___ Provided entries ___

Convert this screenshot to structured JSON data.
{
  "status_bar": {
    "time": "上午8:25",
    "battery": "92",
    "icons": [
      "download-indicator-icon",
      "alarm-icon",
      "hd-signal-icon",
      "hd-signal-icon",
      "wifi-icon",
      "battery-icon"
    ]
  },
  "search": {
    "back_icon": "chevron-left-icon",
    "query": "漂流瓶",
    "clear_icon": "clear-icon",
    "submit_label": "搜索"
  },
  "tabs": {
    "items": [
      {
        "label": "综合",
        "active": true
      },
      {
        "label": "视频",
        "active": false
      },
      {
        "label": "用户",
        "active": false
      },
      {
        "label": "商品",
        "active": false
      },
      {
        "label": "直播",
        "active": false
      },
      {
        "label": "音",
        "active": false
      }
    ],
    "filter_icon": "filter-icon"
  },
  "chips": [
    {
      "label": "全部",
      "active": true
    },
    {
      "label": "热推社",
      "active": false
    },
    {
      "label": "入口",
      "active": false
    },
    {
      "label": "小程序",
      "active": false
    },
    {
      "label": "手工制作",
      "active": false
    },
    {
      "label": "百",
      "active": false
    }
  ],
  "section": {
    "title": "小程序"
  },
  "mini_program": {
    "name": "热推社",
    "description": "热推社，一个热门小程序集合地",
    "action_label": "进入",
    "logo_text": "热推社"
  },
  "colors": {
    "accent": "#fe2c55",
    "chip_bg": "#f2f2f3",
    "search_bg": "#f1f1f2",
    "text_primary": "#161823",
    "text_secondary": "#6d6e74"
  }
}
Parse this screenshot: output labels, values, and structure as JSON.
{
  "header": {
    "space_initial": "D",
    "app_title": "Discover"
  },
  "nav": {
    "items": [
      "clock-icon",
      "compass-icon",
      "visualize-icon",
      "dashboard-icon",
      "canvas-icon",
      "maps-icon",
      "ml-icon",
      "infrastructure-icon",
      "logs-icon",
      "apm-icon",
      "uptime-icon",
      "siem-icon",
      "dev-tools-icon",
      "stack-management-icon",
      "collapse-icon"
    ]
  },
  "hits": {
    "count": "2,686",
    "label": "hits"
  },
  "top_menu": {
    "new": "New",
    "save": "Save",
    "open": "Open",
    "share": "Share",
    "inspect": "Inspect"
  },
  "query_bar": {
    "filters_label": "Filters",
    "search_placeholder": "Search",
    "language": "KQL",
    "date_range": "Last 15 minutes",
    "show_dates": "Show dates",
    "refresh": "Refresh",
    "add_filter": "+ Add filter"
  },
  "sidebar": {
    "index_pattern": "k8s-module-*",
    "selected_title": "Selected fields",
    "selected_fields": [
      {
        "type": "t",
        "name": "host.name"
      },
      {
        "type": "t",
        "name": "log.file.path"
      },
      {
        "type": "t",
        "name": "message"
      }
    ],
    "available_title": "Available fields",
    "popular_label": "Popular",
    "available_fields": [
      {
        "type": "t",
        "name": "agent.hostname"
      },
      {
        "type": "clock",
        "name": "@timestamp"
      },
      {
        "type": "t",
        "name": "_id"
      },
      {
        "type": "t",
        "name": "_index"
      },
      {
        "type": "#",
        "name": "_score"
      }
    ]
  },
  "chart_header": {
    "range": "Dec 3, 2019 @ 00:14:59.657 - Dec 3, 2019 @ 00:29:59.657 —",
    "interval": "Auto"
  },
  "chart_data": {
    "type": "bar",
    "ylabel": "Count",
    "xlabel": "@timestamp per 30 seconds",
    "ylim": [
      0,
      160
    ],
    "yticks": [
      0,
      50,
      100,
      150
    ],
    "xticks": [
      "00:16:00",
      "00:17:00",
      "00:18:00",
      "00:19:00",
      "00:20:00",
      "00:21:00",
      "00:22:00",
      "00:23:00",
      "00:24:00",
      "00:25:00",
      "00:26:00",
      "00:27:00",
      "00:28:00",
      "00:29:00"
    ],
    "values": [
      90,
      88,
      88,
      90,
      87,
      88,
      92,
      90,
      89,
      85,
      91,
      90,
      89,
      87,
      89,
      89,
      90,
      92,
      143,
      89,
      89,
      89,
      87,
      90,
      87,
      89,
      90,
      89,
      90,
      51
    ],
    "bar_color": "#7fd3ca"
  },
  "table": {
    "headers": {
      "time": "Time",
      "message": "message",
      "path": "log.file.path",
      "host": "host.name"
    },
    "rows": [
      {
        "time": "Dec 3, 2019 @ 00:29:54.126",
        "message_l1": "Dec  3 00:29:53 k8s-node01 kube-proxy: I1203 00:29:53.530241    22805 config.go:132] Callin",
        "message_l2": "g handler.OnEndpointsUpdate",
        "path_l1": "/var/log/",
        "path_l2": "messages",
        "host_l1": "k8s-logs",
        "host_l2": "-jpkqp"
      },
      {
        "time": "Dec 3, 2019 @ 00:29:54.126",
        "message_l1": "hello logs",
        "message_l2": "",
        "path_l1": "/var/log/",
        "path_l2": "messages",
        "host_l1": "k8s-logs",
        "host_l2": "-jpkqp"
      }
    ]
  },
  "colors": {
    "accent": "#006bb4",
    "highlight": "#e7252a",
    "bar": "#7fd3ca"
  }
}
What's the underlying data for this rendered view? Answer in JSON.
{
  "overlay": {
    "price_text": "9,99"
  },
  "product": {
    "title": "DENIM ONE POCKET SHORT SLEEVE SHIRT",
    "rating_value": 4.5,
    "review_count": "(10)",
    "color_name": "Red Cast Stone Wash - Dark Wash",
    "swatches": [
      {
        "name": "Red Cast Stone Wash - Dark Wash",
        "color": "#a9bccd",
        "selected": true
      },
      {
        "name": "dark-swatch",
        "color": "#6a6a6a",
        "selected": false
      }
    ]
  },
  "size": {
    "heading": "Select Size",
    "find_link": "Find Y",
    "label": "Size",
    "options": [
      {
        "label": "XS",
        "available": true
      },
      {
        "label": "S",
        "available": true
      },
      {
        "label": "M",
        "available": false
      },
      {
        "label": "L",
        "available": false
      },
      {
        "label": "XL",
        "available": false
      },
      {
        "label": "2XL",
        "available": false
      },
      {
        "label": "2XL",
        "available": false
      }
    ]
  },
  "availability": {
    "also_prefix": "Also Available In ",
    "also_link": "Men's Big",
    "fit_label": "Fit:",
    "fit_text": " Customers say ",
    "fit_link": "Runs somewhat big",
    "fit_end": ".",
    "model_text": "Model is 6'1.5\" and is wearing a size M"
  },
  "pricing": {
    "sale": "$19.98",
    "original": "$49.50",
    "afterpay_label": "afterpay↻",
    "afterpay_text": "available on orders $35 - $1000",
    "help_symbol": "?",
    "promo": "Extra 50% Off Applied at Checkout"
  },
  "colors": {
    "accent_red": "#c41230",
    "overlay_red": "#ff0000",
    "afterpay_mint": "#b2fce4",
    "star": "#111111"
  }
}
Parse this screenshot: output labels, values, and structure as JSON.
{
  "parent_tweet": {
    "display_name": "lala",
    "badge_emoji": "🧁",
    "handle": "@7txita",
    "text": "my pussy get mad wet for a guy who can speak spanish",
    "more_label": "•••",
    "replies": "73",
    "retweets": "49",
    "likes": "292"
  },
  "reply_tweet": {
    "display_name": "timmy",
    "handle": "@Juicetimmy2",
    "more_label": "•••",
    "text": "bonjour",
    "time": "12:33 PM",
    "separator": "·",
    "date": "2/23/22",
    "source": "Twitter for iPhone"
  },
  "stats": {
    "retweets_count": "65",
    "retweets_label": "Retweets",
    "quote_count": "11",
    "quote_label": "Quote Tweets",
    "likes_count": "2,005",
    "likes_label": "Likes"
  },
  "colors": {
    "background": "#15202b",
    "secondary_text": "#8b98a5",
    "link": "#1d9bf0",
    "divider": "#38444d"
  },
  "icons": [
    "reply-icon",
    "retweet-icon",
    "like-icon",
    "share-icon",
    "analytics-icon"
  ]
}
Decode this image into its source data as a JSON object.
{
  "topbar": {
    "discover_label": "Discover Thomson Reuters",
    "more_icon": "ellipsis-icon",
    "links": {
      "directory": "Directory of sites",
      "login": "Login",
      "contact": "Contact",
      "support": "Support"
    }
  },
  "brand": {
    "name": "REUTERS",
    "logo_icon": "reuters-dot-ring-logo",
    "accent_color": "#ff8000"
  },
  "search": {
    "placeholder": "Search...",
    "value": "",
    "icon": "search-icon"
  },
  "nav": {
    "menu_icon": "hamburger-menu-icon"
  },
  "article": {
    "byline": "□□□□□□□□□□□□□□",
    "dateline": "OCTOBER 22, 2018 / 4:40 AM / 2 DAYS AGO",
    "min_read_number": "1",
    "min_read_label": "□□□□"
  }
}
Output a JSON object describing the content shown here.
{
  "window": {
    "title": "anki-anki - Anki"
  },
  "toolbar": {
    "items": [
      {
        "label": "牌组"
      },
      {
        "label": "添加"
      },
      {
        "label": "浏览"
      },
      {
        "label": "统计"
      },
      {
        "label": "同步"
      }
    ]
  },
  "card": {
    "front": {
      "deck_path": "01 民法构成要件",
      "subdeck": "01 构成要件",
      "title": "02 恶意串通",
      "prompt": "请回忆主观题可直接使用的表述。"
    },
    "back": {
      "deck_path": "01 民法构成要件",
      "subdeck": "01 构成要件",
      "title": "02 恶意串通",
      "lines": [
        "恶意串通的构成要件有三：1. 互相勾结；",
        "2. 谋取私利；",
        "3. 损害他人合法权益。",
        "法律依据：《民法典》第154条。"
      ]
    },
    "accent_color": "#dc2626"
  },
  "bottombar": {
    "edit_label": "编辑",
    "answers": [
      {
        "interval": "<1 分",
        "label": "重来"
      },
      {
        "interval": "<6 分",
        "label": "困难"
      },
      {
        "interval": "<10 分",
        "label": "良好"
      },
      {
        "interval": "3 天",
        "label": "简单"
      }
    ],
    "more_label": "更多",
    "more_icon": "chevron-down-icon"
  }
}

___

Written request ::
Copy every line of the listing that includes the string "JSON".

Worked answer ::
Convert this screenshot to structured JSON data.
Parse this screenshot: output labels, values, and structure as JSON.
What's the underlying data for this rendered view? Answer in JSON.
Parse this screenshot: output labels, values, and structure as JSON.
Decode this image into its source data as a JSON object.
Output a JSON object describing the content shown here.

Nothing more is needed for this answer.